Select all lines in the records that include "screenshot".

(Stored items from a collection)
====

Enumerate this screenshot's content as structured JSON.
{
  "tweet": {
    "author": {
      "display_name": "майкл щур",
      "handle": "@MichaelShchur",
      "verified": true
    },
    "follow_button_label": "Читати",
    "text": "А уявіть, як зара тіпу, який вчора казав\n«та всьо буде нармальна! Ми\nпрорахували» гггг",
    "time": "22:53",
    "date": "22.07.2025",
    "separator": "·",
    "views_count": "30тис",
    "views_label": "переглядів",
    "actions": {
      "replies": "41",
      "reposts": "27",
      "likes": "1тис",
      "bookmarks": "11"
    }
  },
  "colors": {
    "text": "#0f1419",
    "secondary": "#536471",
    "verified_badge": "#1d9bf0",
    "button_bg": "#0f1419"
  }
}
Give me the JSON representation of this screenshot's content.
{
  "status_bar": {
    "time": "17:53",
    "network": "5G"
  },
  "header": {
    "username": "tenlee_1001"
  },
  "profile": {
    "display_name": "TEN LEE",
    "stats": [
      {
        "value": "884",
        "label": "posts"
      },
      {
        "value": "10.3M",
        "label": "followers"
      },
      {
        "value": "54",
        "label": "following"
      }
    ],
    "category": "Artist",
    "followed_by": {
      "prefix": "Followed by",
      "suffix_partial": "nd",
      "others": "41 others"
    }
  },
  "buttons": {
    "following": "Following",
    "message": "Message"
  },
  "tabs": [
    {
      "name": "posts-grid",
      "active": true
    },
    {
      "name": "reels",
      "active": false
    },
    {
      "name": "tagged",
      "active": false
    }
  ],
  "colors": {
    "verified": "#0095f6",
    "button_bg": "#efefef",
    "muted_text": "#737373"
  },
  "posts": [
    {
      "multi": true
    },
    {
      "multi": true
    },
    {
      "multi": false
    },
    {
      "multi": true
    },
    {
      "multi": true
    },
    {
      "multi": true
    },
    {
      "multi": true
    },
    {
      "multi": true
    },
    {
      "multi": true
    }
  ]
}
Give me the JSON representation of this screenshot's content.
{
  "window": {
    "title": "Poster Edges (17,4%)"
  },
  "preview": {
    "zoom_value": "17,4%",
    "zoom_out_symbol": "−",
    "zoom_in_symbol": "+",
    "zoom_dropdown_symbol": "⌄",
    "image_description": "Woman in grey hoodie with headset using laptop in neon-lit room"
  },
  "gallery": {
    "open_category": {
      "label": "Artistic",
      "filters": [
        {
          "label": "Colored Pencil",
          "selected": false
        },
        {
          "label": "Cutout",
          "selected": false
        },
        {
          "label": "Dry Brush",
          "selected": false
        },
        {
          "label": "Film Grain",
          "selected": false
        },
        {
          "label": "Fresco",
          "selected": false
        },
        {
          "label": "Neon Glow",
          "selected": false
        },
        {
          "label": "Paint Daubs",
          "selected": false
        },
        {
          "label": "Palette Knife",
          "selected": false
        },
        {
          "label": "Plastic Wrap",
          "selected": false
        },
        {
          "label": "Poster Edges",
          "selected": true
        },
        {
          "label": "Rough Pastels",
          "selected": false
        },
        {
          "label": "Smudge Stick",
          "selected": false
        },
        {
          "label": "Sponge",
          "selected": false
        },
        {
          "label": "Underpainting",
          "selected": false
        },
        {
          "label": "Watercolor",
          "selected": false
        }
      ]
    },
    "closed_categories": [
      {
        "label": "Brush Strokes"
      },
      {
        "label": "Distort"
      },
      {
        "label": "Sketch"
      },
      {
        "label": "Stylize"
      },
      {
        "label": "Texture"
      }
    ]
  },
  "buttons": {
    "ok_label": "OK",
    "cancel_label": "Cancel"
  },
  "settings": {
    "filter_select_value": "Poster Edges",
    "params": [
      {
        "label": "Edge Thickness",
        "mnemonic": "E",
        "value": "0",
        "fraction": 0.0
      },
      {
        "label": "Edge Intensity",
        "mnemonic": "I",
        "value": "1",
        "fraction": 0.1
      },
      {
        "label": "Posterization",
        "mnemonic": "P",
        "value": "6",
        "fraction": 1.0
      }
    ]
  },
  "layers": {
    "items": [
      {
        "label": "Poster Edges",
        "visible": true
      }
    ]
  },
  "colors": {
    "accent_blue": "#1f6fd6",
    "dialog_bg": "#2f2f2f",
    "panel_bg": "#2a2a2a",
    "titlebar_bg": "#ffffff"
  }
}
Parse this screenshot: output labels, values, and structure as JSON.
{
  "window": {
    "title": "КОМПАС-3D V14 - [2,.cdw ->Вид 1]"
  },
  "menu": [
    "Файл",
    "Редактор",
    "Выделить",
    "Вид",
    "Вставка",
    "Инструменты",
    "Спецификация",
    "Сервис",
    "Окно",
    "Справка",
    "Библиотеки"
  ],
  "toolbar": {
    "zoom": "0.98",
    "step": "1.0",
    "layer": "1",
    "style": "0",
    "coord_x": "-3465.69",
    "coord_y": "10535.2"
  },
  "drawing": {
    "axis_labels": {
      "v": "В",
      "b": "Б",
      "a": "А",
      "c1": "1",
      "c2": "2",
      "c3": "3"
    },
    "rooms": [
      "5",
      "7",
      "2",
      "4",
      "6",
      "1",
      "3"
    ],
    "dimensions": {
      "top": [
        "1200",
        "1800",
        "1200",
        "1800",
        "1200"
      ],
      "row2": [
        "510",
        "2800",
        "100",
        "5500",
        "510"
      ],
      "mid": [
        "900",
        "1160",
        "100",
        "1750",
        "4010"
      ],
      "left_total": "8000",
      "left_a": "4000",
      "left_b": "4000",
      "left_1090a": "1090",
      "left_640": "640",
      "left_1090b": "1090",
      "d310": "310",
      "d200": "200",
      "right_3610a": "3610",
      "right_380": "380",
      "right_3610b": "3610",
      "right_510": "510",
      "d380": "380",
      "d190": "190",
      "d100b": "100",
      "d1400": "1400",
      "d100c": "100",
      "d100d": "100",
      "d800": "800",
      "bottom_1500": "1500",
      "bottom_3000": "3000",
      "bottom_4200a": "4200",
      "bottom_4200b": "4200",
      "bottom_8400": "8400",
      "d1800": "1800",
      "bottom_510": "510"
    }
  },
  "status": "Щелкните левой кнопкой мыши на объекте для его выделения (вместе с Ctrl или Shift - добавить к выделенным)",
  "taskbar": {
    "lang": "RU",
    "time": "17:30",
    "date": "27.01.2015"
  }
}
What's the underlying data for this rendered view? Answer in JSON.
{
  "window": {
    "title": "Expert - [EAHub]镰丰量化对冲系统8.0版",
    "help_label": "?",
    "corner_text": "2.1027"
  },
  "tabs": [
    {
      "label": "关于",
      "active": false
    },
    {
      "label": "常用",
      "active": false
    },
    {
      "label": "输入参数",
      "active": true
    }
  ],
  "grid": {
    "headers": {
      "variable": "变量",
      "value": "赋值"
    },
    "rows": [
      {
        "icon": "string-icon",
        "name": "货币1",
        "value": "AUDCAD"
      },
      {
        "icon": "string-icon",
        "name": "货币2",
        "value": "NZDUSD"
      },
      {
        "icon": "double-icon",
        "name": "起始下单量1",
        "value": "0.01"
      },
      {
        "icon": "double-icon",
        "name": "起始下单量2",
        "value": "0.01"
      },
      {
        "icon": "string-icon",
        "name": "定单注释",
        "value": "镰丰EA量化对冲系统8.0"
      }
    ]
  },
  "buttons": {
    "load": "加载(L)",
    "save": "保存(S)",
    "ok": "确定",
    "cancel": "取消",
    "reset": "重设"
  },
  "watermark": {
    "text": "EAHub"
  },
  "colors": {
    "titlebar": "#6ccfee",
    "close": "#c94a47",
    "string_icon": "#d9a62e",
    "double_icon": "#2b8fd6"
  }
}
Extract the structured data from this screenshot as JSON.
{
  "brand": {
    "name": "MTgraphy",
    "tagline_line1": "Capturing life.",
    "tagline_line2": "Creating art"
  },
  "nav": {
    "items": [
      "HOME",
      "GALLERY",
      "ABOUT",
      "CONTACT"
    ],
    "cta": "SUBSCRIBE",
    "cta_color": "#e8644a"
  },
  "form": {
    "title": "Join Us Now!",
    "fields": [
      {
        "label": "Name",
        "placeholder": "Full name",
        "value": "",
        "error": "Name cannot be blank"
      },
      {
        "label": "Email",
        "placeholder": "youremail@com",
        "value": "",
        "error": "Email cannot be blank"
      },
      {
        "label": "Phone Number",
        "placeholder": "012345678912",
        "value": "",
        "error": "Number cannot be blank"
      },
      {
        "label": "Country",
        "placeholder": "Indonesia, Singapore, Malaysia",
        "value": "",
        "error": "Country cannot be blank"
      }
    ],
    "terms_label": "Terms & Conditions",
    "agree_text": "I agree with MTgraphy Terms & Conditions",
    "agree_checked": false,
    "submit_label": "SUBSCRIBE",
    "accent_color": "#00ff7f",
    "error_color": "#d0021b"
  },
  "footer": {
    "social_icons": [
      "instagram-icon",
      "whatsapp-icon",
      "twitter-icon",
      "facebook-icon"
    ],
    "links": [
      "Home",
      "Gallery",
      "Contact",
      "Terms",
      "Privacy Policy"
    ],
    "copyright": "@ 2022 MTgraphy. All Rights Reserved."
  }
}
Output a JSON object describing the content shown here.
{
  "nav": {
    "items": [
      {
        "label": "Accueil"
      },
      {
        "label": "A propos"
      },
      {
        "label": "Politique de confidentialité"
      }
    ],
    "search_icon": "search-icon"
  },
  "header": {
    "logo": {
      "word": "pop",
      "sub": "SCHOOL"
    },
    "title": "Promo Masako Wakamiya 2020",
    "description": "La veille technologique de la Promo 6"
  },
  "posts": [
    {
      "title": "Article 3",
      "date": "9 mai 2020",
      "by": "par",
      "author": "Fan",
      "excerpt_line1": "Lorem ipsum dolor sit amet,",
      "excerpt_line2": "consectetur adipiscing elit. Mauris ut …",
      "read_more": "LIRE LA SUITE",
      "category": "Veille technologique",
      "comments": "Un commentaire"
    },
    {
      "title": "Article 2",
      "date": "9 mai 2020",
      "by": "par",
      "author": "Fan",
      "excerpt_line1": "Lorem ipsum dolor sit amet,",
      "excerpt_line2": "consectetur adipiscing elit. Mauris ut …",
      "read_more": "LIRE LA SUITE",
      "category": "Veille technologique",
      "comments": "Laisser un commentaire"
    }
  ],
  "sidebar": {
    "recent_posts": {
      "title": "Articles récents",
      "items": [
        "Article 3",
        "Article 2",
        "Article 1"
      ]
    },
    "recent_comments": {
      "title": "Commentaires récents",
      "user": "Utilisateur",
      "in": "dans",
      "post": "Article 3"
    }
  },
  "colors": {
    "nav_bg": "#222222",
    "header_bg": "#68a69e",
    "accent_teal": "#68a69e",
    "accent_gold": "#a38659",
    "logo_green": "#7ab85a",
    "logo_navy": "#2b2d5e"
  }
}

====

RESPONSE BELOW:
Enumerate this screenshot's content as structured JSON.
Give me the JSON representation of this screenshot's content.
Give me the JSON representation of this screenshot's content.
Parse this screenshot: output labels, values, and structure as JSON.
Extract the structured data from this screenshot as JSON.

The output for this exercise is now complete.